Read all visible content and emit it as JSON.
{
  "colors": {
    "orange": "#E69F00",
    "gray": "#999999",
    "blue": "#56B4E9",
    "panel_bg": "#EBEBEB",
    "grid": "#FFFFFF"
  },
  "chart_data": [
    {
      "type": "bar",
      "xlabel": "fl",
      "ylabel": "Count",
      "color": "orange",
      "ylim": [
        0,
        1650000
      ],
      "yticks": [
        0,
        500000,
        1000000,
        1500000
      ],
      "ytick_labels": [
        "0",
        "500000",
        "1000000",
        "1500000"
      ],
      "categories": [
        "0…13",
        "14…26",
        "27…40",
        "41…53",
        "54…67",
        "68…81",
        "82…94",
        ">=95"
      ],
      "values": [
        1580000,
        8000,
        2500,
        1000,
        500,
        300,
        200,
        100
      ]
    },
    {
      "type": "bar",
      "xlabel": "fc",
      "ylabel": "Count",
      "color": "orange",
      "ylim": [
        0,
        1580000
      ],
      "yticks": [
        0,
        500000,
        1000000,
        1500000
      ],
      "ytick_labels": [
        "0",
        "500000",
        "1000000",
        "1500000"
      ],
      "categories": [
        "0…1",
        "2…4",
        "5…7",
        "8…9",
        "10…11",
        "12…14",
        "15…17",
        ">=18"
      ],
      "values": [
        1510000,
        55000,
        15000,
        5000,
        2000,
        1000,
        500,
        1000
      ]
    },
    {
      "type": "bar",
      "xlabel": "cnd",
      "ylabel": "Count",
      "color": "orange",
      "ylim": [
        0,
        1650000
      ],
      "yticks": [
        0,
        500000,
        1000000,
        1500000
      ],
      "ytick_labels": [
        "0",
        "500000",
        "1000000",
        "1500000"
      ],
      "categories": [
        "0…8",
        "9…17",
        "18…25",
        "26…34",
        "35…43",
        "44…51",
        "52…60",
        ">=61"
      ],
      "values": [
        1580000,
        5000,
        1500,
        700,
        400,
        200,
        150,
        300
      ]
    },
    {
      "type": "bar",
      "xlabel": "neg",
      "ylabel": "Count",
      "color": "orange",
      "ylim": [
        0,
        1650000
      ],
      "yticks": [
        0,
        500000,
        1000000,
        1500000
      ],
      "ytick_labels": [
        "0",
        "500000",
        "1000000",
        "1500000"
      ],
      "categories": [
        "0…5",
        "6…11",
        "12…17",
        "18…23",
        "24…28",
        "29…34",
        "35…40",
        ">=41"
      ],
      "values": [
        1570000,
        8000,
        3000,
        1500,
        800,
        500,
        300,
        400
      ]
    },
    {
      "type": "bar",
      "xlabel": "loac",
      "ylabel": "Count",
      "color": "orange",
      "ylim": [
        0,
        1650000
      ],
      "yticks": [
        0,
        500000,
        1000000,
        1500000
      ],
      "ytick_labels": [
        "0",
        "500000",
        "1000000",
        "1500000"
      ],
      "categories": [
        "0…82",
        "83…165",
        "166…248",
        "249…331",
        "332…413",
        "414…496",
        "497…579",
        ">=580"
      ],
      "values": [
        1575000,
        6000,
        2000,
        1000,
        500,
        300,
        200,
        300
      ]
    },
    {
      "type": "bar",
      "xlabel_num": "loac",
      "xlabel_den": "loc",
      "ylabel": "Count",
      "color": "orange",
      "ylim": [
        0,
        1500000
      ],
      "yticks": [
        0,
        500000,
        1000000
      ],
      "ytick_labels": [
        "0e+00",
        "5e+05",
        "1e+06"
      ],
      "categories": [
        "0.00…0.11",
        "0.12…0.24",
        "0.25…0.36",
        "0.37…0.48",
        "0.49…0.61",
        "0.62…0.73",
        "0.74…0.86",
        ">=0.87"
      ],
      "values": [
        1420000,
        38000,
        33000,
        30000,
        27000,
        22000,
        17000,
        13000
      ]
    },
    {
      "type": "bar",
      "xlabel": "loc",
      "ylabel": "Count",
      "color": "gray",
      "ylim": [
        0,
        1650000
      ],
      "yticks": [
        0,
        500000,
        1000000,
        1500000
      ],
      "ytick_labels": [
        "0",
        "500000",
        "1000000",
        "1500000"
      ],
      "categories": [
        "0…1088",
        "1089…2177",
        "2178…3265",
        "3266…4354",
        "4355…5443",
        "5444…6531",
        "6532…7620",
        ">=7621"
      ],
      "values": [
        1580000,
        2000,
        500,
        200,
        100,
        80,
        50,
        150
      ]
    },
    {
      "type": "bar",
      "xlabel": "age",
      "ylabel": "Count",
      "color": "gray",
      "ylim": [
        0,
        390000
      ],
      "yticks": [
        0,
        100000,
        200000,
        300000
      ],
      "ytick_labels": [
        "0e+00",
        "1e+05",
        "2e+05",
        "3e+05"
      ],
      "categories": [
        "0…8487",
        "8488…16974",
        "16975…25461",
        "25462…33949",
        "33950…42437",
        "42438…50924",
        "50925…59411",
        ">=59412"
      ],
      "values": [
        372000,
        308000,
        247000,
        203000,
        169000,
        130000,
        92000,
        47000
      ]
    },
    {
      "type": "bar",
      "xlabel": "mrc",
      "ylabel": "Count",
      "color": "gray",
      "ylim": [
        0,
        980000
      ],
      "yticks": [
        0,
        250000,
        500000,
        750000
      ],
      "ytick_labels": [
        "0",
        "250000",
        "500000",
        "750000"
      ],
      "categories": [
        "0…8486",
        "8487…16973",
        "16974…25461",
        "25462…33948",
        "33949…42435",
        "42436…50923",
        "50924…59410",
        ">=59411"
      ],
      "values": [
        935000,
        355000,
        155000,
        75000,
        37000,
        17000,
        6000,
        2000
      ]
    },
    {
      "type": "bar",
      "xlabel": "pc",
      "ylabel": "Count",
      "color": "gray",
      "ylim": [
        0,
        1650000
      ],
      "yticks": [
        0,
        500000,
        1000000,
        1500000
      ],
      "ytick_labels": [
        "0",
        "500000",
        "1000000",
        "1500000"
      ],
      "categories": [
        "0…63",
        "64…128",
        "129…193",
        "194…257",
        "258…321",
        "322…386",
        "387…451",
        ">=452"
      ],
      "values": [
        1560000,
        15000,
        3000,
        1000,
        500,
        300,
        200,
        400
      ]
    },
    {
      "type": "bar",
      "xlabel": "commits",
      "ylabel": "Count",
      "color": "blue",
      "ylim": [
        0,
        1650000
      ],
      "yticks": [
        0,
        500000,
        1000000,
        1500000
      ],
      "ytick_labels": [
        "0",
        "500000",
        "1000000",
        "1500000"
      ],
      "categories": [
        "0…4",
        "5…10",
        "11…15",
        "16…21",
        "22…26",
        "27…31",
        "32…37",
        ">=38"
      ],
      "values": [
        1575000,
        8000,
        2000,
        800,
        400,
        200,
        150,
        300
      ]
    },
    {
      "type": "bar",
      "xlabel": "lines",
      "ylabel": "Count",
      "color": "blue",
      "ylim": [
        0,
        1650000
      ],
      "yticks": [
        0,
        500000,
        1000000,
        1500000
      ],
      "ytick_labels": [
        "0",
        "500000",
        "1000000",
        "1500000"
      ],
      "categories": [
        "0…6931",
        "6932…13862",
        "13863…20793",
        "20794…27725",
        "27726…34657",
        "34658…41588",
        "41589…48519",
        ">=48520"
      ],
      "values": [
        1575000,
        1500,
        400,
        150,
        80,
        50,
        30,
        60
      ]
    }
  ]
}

• • • • • • •

Your instructions: Return each entry from the material above exactly as it appears.

Exercise answer:
Read all visible content and emit it as JSON.
{
  "colors": {
    "orange": "#E69F00",
    "gray": "#999999",
    "blue": "#56B4E9",
    "panel_bg": "#EBEBEB",
    "grid": "#FFFFFF"
  },
  "chart_data": [
    {
      "type": "bar",
      "xlabel": "fl",
      "ylabel": "Count",
      "color": "orange",
      "ylim": [
        0,
        1650000
      ],
      "yticks": [
        0,
        500000,
        1000000,
        1500000
      ],
      "ytick_labels": [
        "0",
        "500000",
        "1000000",
        "1500000"
      ],
      "categories": [
        "0…13",
        "14…26",
        "27…40",
        "41…53",
        "54…67",
        "68…81",
        "82…94",
        ">=95"
      ],
      "values": [
        1580000,
        8000,
        2500,
        1000,
        500,
        300,
        200,
        100
      ]
    },
    {
      "type": "bar",
      "xlabel": "fc",
      "ylabel": "Count",
      "color": "orange",
      "ylim": [
        0,
        1580000
      ],
      "yticks": [
        0,
        500000,
        1000000,
        1500000
      ],
      "ytick_labels": [
        "0",
        "500000",
        "1000000",
        "1500000"
      ],
      "categories": [
        "0…1",
        "2…4",
        "5…7",
        "8…9",
        "10…11",
        "12…14",
        "15…17",
        ">=18"
      ],
      "values": [
        1510000,
        55000,
        15000,
        5000,
        2000,
        1000,
        500,
        1000
      ]
    },
    {
      "type": "bar",
      "xlabel": "cnd",
      "ylabel": "Count",
      "color": "orange",
      "ylim": [
        0,
        1650000
      ],
      "yticks": [
        0,
        500000,
        1000000,
        1500000
      ],
      "ytick_labels": [
        "0",
        "500000",
        "1000000",
        "1500000"
      ],
      "categories": [
        "0…8",
        "9…17",
        "18…25",
        "26…34",
        "35…43",
        "44…51",
        "52…60",
        ">=61"
      ],
      "values": [
        1580000,
        5000,
        1500,
        700,
        400,
        200,
        150,
        300
      ]
    },
    {
      "type": "bar",
      "xlabel": "neg",
      "ylabel": "Count",
      "color": "orange",
      "ylim": [
        0,
        1650000
      ],
      "yticks": [
        0,
        500000,
        1000000,
        1500000
      ],
      "ytick_labels": [
        "0",
        "500000",
        "1000000",
        "1500000"
      ],
      "categories": [
        "0…5",
        "6…11",
        "12…17",
        "18…23",
        "24…28",
        "29…34",
        "35…40",
        ">=41"
      ],
      "values": [
        1570000,
        8000,
        3000,
        1500,
        800,
        500,
        300,
        400
      ]
    },
    {
      "type": "bar",
      "xlabel": "loac",
      "ylabel": "Count",
      "color": "orange",
      "ylim": [
        0,
        1650000
      ],
      "yticks": [
        0,
        500000,
        1000000,
        1500000
      ],
      "ytick_labels": [
        "0",
        "500000",
        "1000000",
        "1500000"
      ],
      "categories": [
        "0…82",
        "83…165",
        "166…248",
        "249…331",
        "332…413",
        "414…496",
        "497…579",
        ">=580"
      ],
      "values": [
        1575000,
        6000,
        2000,
        1000,
        500,
        300,
        200,
        300
      ]
    },
    {
      "type": "bar",
      "xlabel_num": "loac",
      "xlabel_den": "loc",
      "ylabel": "Count",
      "color": "orange",
      "ylim": [
        0,
        1500000
      ],
      "yticks": [
        0,
        500000,
        1000000
      ],
      "ytick_labels": [
        "0e+00",
        "5e+05",
        "1e+06"
      ],
      "categories": [
        "0.00…0.11",
        "0.12…0.24",
        "0.25…0.36",
        "0.37…0.48",
        "0.49…0.61",
        "0.62…0.73",
        "0.74…0.86",
        ">=0.87"
      ],
      "values": [
        1420000,
        38000,
        33000,
        30000,
        27000,
        22000,
        17000,
        13000
      ]
    },
    {
      "type": "bar",
      "xlabel": "loc",
      "ylabel": "Count",
      "color": "gray",
      "ylim": [
        0,
        1650000
      ],
      "yticks": [
        0,
        500000,
        1000000,
        1500000
      ],
      "ytick_labels": [
        "0",
        "500000",
        "1000000",
        "1500000"
      ],
      "categories": [
        "0…1088",
        "1089…2177",
        "2178…3265",
        "3266…4354",
        "4355…5443",
        "5444…6531",
        "6532…7620",
        ">=7621"
      ],
      "values": [
        1580000,
        2000,
        500,
        200,
        100,
        80,
        50,
        150
      ]
    },
    {
      "type": "bar",
      "xlabel": "age",
      "ylabel": "Count",
      "color": "gray",
      "ylim": [
        0,
        390000
      ],
      "yticks": [
        0,
        100000,
        200000,
        300000
      ],
      "ytick_labels": [
        "0e+00",
        "1e+05",
        "2e+05",
        "3e+05"
      ],
      "categories": [
        "0…8487",
        "8488…16974",
        "16975…25461",
        "25462…33949",
        "33950…42437",
        "42438…50924",
        "50925…59411",
        ">=59412"
      ],
      "values": [
        372000,
        308000,
        247000,
        203000,
        169000,
        130000,
        92000,
        47000
      ]
    },
    {
      "type": "bar",
      "xlabel": "mrc",
      "ylabel": "Count",
      "color": "gray",
      "ylim": [
        0,
        980000
      ],
      "yticks": [
        0,
        250000,
        500000,
        750000
      ],
      "ytick_labels": [
        "0",
        "250000",
        "500000",
        "750000"
      ],
      "categories": [
        "0…8486",
        "8487…16973",
        "16974…25461",
        "25462…33948",
        "33949…42435",
        "42436…50923",
        "50924…59410",
        ">=59411"
      ],
      "values": [
        935000,
        355000,
        155000,
        75000,
        37000,
        17000,
        6000,
        2000
      ]
    },
    {
      "type": "bar",
      "xlabel": "pc",
      "ylabel": "Count",
      "color": "gray",
      "ylim": [
        0,
        1650000
      ],
      "yticks": [
        0,
        500000,
        1000000,
        1500000
      ],
      "ytick_labels": [
        "0",
        "500000",
        "1000000",
        "1500000"
      ],
      "categories": [
        "0…63",
        "64…128",
        "129…193",
        "194…257",
        "258…321",
        "322…386",
        "387…451",
        ">=452"
      ],
      "values": [
        1560000,
        15000,
        3000,
        1000,
        500,
        300,
        200,
        400
      ]
    },
    {
      "type": "bar",
      "xlabel": "commits",
      "ylabel": "Count",
      "color": "blue",
      "ylim": [
        0,
        1650000
      ],
      "yticks": [
        0,
        500000,
        1000000,
        1500000
      ],
      "ytick_labels": [
        "0",
        "500000",
        "1000000",
        "1500000"
      ],
      "categories": [
        "0…4",
        "5…10",
        "11…15",
        "16…21",
        "22…26",
        "27…31",
        "32…37",
        ">=38"
      ],
      "values": [
        1575000,
        8000,
        2000,
        800,
        400,
        200,
        150,
        300
      ]
    },
    {
      "type": "bar",
      "xlabel": "lines",
      "ylabel": "Count",
      "color": "blue",
      "ylim": [
        0,
        1650000
      ],
      "yticks": [
        0,
        500000,
        1000000,
        1500000
      ],
      "ytick_labels": [
        "0",
        "500000",
        "1000000",
        "1500000"
      ],
      "categories": [
        "0…6931",
        "6932…13862",
        "13863…20793",
        "20794…27725",
        "27726…34657",
        "34658…41588",
        "41589…48519",
        ">=48520"
      ],
      "values": [
        1575000,
        1500,
        400,
        150,
        80,
        50,
        30,
        60
      ]
    }
  ]
}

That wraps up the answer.